* THE REQUEST *
Count how many lines have the word "Ciências" in them. Reply with that number by itself.

* DATA SHOWN *

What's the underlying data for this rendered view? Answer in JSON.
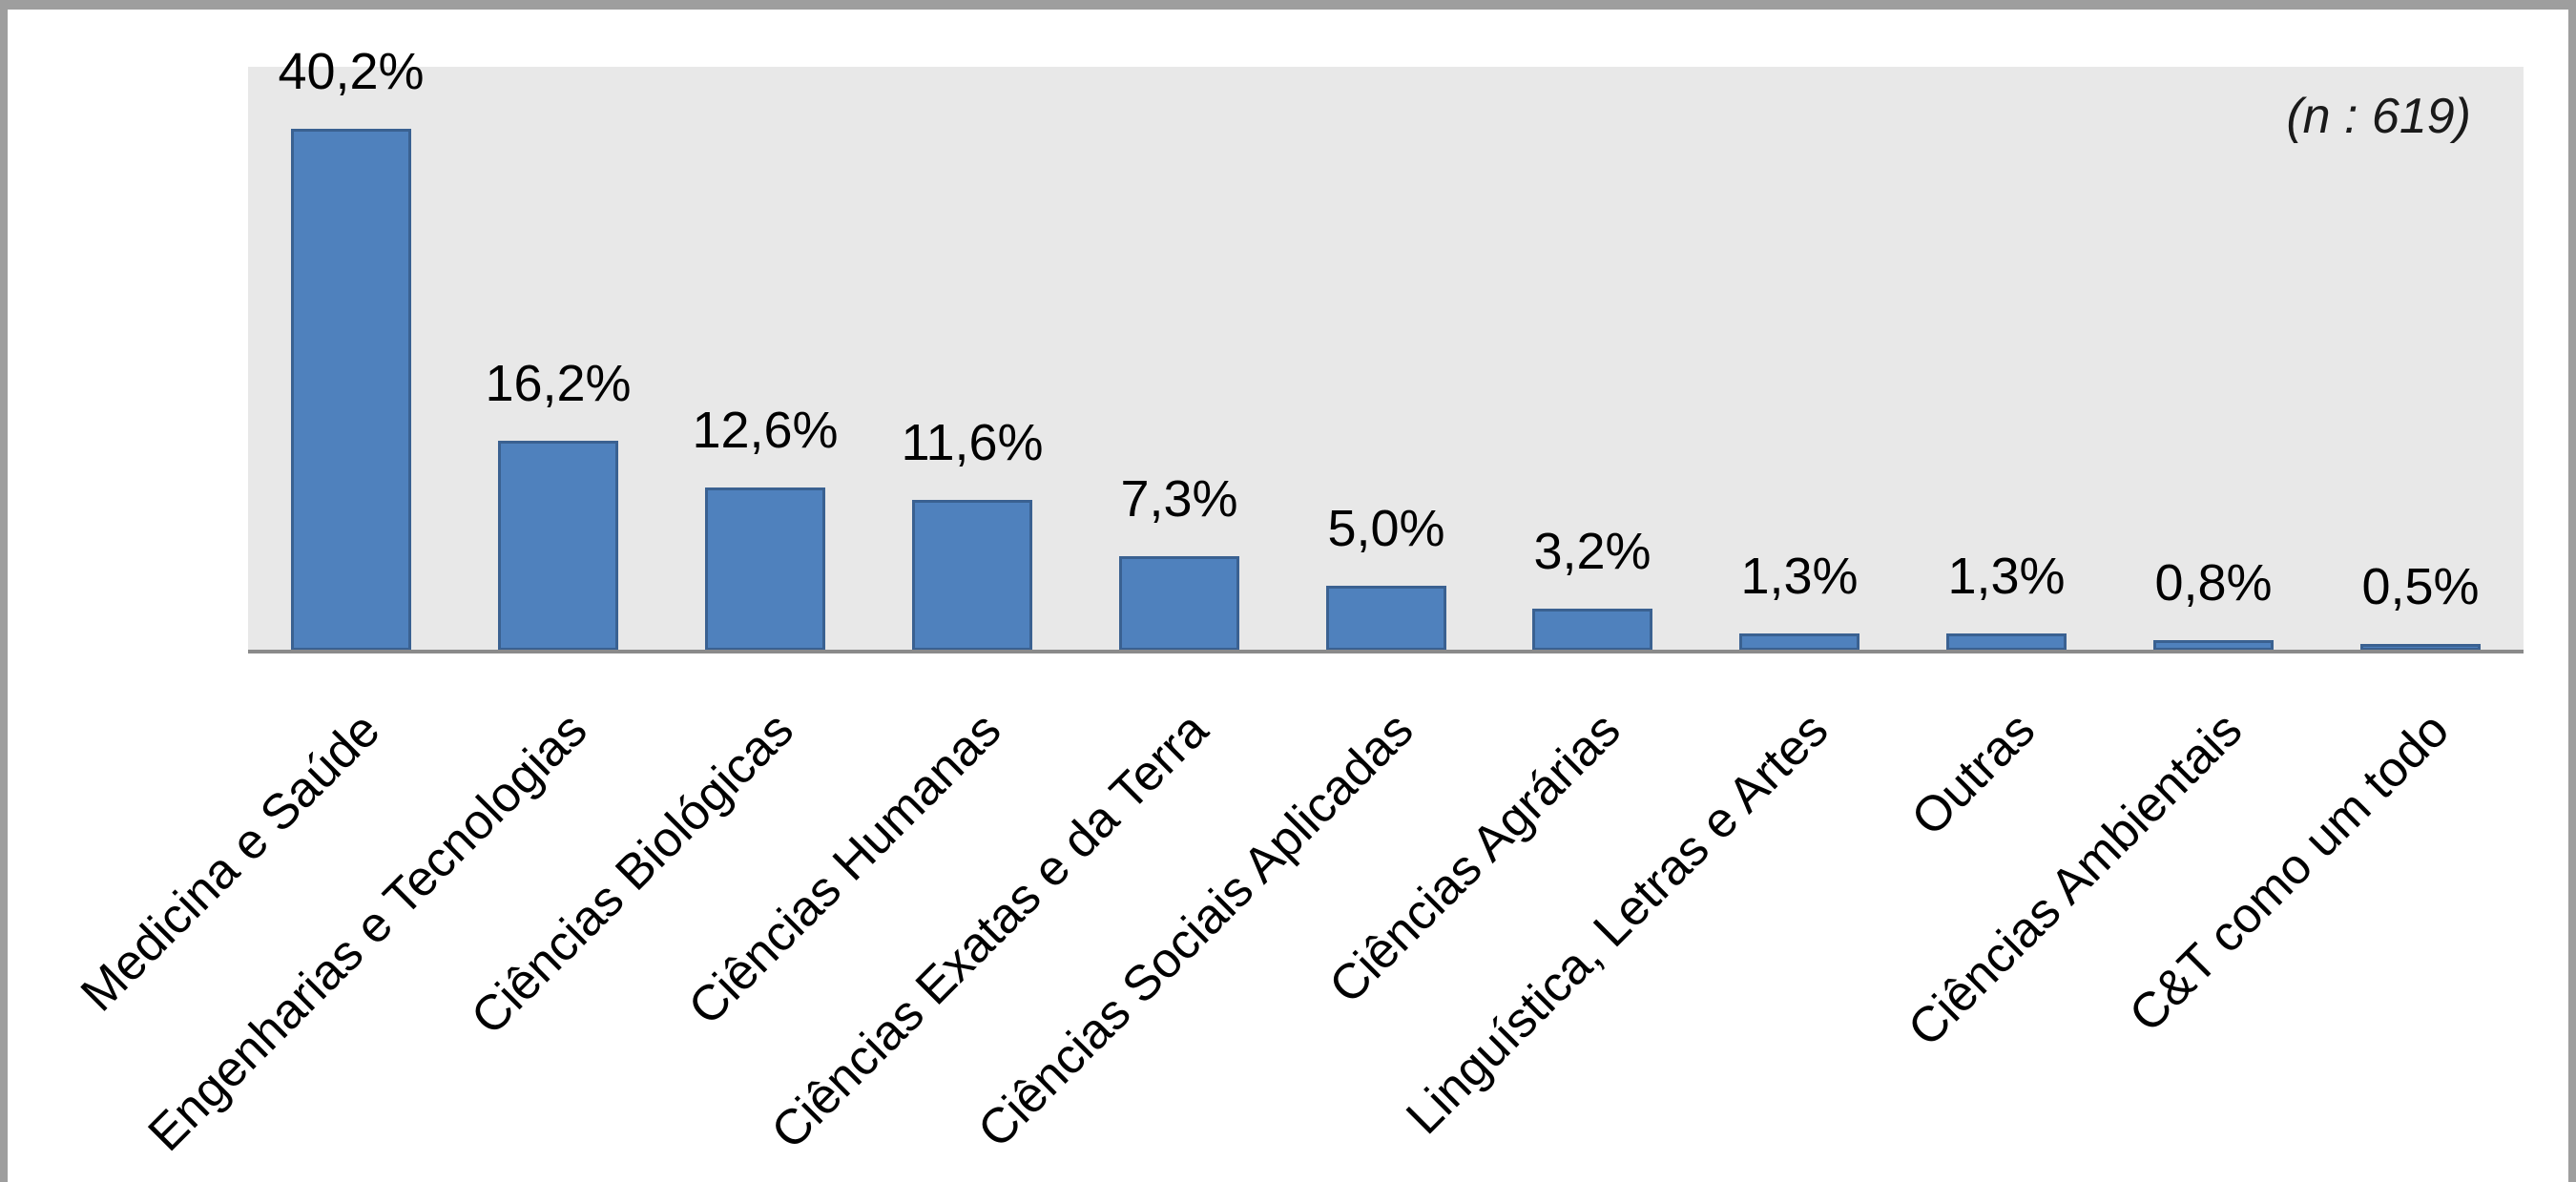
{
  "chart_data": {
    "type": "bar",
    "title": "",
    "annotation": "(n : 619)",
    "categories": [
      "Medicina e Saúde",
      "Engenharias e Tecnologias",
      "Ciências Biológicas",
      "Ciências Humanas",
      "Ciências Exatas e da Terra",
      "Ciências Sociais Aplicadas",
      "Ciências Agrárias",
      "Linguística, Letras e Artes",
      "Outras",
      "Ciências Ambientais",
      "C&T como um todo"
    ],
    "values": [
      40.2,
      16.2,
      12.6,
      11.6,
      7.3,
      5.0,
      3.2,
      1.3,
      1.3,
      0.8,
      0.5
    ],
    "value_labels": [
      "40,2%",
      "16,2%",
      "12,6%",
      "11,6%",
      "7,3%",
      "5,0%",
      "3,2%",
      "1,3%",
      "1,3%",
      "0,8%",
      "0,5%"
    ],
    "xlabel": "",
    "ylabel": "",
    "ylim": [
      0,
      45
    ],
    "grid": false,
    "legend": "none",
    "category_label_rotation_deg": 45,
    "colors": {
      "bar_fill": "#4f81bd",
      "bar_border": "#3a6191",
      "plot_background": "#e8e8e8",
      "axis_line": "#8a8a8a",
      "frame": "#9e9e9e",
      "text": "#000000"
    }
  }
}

* EXERCISE OUTPUT *
6